- _Required task_: Write out the full set of records exactly. Any pictures in them do not belong in the copy.

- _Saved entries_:
- - - -

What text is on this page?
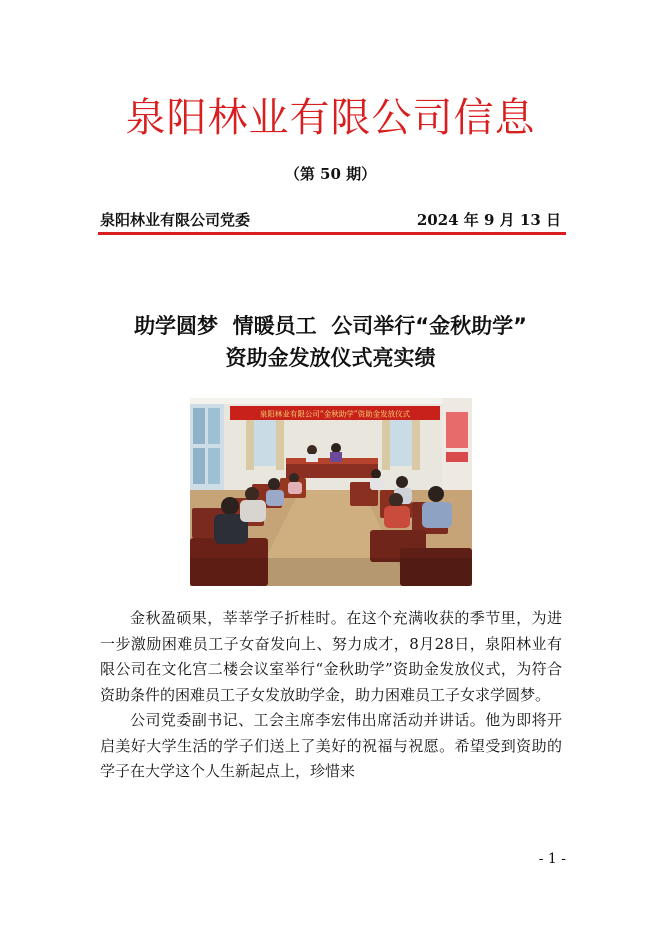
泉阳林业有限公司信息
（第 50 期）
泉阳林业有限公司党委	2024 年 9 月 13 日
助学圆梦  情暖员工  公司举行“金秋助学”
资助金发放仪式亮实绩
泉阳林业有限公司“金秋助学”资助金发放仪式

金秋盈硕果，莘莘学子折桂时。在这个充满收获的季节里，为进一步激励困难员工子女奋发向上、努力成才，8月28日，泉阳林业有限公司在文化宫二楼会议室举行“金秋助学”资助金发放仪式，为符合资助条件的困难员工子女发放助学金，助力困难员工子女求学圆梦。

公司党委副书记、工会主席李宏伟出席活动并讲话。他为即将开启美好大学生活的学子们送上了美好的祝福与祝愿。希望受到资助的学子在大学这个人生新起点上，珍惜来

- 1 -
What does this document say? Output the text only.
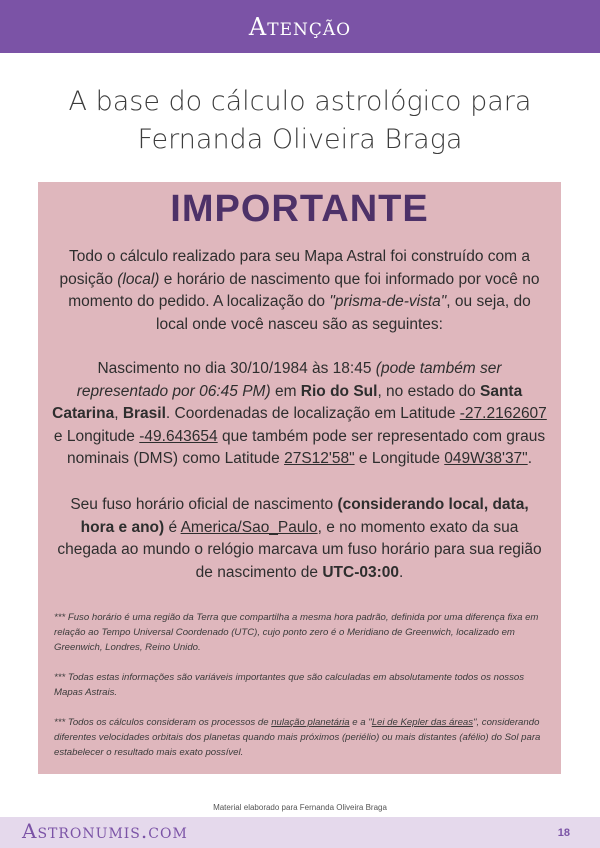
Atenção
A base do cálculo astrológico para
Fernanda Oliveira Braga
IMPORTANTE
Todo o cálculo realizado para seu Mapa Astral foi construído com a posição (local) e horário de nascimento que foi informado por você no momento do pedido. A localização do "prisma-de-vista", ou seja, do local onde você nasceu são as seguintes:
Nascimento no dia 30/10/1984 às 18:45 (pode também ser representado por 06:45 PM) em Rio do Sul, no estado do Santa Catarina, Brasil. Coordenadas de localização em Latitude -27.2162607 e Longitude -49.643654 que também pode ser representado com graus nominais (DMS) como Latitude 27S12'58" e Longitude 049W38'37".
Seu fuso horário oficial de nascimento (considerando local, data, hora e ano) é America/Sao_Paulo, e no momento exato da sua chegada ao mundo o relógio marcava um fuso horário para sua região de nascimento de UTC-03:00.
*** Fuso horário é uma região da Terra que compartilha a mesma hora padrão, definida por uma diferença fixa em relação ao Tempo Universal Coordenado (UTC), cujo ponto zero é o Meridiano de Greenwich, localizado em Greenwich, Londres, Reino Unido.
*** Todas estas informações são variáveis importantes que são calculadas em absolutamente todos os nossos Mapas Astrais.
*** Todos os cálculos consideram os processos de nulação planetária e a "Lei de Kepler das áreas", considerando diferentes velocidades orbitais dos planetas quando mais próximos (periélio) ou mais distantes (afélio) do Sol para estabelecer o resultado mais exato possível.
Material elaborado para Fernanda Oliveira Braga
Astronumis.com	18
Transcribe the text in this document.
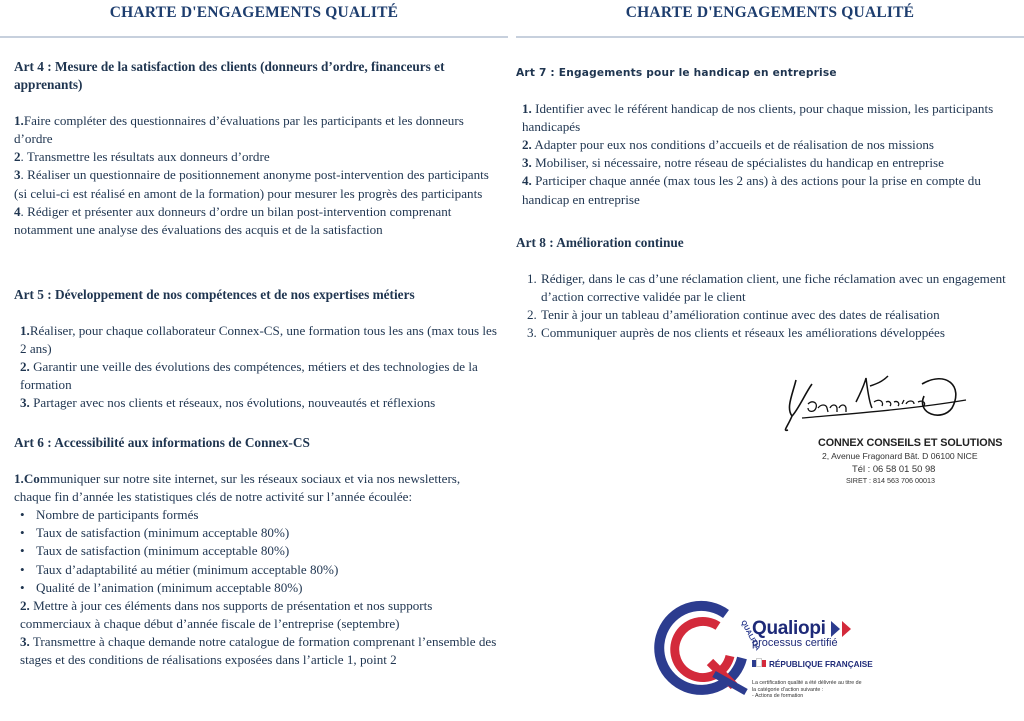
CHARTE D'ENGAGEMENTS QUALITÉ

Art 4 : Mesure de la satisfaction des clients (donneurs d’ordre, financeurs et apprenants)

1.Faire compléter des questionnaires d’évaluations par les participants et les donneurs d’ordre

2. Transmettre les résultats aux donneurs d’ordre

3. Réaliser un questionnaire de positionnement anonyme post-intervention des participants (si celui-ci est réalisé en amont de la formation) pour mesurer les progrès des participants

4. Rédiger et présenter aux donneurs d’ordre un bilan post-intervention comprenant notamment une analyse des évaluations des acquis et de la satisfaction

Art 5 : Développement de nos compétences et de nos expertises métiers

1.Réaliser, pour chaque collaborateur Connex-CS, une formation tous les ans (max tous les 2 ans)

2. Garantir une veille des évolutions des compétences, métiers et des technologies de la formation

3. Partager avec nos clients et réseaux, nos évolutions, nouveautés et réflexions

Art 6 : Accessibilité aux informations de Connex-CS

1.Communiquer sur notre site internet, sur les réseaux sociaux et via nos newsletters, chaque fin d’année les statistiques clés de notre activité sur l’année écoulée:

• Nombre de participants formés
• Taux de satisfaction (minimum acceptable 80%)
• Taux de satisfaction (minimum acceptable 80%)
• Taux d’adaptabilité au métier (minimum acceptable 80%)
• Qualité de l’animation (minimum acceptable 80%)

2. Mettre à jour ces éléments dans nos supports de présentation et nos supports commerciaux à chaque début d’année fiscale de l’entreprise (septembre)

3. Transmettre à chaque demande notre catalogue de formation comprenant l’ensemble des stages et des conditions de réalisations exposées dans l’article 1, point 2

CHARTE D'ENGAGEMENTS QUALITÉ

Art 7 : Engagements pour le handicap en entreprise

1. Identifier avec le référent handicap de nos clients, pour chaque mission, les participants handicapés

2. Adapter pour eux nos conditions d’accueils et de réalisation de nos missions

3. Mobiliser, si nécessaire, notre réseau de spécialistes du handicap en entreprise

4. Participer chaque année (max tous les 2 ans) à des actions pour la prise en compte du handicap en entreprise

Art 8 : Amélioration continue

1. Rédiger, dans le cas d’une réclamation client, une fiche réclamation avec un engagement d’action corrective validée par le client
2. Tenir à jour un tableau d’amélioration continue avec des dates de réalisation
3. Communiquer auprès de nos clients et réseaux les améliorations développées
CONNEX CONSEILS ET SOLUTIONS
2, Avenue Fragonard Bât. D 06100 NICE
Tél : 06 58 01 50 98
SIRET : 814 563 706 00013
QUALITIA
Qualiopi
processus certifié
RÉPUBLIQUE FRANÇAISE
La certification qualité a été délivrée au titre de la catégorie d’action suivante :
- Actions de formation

- - - -

- _In response_:
What text is on this page?
泉阳林业有限公司信息
（第 50 期）
泉阳林业有限公司党委	2024 年 9 月 13 日
助学圆梦  情暖员工  公司举行“金秋助学”
资助金发放仪式亮实绩
泉阳林业有限公司“金秋助学”资助金发放仪式

金秋盈硕果，莘莘学子折桂时。在这个充满收获的季节里，为进一步激励困难员工子女奋发向上、努力成才，8月28日，泉阳林业有限公司在文化宫二楼会议室举行“金秋助学”资助金发放仪式，为符合资助条件的困难员工子女发放助学金，助力困难员工子女求学圆梦。

公司党委副书记、工会主席李宏伟出席活动并讲话。他为即将开启美好大学生活的学子们送上了美好的祝福与祝愿。希望受到资助的学子在大学这个人生新起点上，珍惜来

- 1 -
What does this document say? Output the text only.
Atenção
A base do cálculo astrológico para
Fernanda Oliveira Braga
IMPORTANTE
Todo o cálculo realizado para seu Mapa Astral foi construído com a posição (local) e horário de nascimento que foi informado por você no momento do pedido. A localização do "prisma-de-vista", ou seja, do local onde você nasceu são as seguintes:
Nascimento no dia 30/10/1984 às 18:45 (pode também ser representado por 06:45 PM) em Rio do Sul, no estado do Santa Catarina, Brasil. Coordenadas de localização em Latitude -27.2162607 e Longitude -49.643654 que também pode ser representado com graus nominais (DMS) como Latitude 27S12'58" e Longitude 049W38'37".
Seu fuso horário oficial de nascimento (considerando local, data, hora e ano) é America/Sao_Paulo, e no momento exato da sua chegada ao mundo o relógio marcava um fuso horário para sua região de nascimento de UTC-03:00.
*** Fuso horário é uma região da Terra que compartilha a mesma hora padrão, definida por uma diferença fixa em relação ao Tempo Universal Coordenado (UTC), cujo ponto zero é o Meridiano de Greenwich, localizado em Greenwich, Londres, Reino Unido.
*** Todas estas informações são variáveis importantes que são calculadas em absolutamente todos os nossos Mapas Astrais.
*** Todos os cálculos consideram os processos de nulação planetária e a "Lei de Kepler das áreas", considerando diferentes velocidades orbitais dos planetas quando mais próximos (periélio) ou mais distantes (afélio) do Sol para estabelecer o resultado mais exato possível.
Material elaborado para Fernanda Oliveira Braga
Astronumis.com	18
Transcribe the text in this document.
CHARTE D'ENGAGEMENTS QUALITÉ

Art 4 : Mesure de la satisfaction des clients (donneurs d’ordre, financeurs et apprenants)

1.Faire compléter des questionnaires d’évaluations par les participants et les donneurs d’ordre

2. Transmettre les résultats aux donneurs d’ordre

3. Réaliser un questionnaire de positionnement anonyme post-intervention des participants (si celui-ci est réalisé en amont de la formation) pour mesurer les progrès des participants

4. Rédiger et présenter aux donneurs d’ordre un bilan post-intervention comprenant notamment une analyse des évaluations des acquis et de la satisfaction

Art 5 : Développement de nos compétences et de nos expertises métiers

1.Réaliser, pour chaque collaborateur Connex-CS, une formation tous les ans (max tous les 2 ans)

2. Garantir une veille des évolutions des compétences, métiers et des technologies de la formation

3. Partager avec nos clients et réseaux, nos évolutions, nouveautés et réflexions

Art 6 : Accessibilité aux informations de Connex-CS

1.Communiquer sur notre site internet, sur les réseaux sociaux et via nos newsletters, chaque fin d’année les statistiques clés de notre activité sur l’année écoulée:

• Nombre de participants formés
• Taux de satisfaction (minimum acceptable 80%)
• Taux de satisfaction (minimum acceptable 80%)
• Taux d’adaptabilité au métier (minimum acceptable 80%)
• Qualité de l’animation (minimum acceptable 80%)

2. Mettre à jour ces éléments dans nos supports de présentation et nos supports commerciaux à chaque début d’année fiscale de l’entreprise (septembre)

3. Transmettre à chaque demande notre catalogue de formation comprenant l’ensemble des stages et des conditions de réalisations exposées dans l’article 1, point 2

CHARTE D'ENGAGEMENTS QUALITÉ

Art 7 : Engagements pour le handicap en entreprise

1. Identifier avec le référent handicap de nos clients, pour chaque mission, les participants handicapés

2. Adapter pour eux nos conditions d’accueils et de réalisation de nos missions

3. Mobiliser, si nécessaire, notre réseau de spécialistes du handicap en entreprise

4. Participer chaque année (max tous les 2 ans) à des actions pour la prise en compte du handicap en entreprise

Art 8 : Amélioration continue

1. Rédiger, dans le cas d’une réclamation client, une fiche réclamation avec un engagement d’action corrective validée par le client
2. Tenir à jour un tableau d’amélioration continue avec des dates de réalisation
3. Communiquer auprès de nos clients et réseaux les améliorations développées
CONNEX CONSEILS ET SOLUTIONS
2, Avenue Fragonard Bât. D 06100 NICE
Tél : 06 58 01 50 98
SIRET : 814 563 706 00013
QUALITIA
Qualiopi
processus certifié
RÉPUBLIQUE FRANÇAISE
La certification qualité a été délivrée au titre de la catégorie d’action suivante :
- Actions de formation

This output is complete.